PROVIDED RECORDS:
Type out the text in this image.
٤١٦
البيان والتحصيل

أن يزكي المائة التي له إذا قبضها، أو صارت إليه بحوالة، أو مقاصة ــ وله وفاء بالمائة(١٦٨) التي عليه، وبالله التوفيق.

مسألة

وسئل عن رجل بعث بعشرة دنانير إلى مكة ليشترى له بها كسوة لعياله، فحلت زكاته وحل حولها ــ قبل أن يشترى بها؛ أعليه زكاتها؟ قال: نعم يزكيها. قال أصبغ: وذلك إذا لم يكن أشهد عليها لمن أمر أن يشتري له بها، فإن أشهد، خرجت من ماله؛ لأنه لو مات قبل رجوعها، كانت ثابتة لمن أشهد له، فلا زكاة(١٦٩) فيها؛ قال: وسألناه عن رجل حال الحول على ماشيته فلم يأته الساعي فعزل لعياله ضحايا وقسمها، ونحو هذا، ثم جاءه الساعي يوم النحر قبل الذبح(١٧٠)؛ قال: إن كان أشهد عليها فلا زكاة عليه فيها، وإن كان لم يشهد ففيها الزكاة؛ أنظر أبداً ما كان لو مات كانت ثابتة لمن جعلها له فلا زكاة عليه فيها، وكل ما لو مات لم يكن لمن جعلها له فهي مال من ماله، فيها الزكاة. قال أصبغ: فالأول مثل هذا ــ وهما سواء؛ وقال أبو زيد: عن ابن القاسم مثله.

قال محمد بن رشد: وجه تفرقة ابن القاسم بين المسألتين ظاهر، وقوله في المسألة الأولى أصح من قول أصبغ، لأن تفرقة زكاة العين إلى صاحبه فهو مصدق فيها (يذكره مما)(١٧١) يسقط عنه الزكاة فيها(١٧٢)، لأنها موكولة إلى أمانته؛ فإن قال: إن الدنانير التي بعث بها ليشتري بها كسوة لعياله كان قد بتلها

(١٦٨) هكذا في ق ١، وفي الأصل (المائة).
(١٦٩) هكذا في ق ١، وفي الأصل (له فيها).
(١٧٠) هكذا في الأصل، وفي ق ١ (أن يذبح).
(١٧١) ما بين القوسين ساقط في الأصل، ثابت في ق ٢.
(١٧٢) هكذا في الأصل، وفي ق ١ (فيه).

WHAT IS BEING ASKED: Take every line above carrying "التي" and return it.

WRITTEN REPLY:
أن يزكي المائة التي له إذا قبضها، أو صارت إليه بحوالة، أو مقاصة ــ وله وفاء بالمائة(١٦٨) التي عليه، وبالله التوفيق.
قال محمد بن رشد: وجه تفرقة ابن القاسم بين المسألتين ظاهر، وقوله في المسألة الأولى أصح من قول أصبغ، لأن تفرقة زكاة العين إلى صاحبه فهو مصدق فيها (يذكره مما)(١٧١) يسقط عنه الزكاة فيها(١٧٢)، لأنها موكولة إلى أمانته؛ فإن قال: إن الدنانير التي بعث بها ليشتري بها كسوة لعياله كان قد بتلها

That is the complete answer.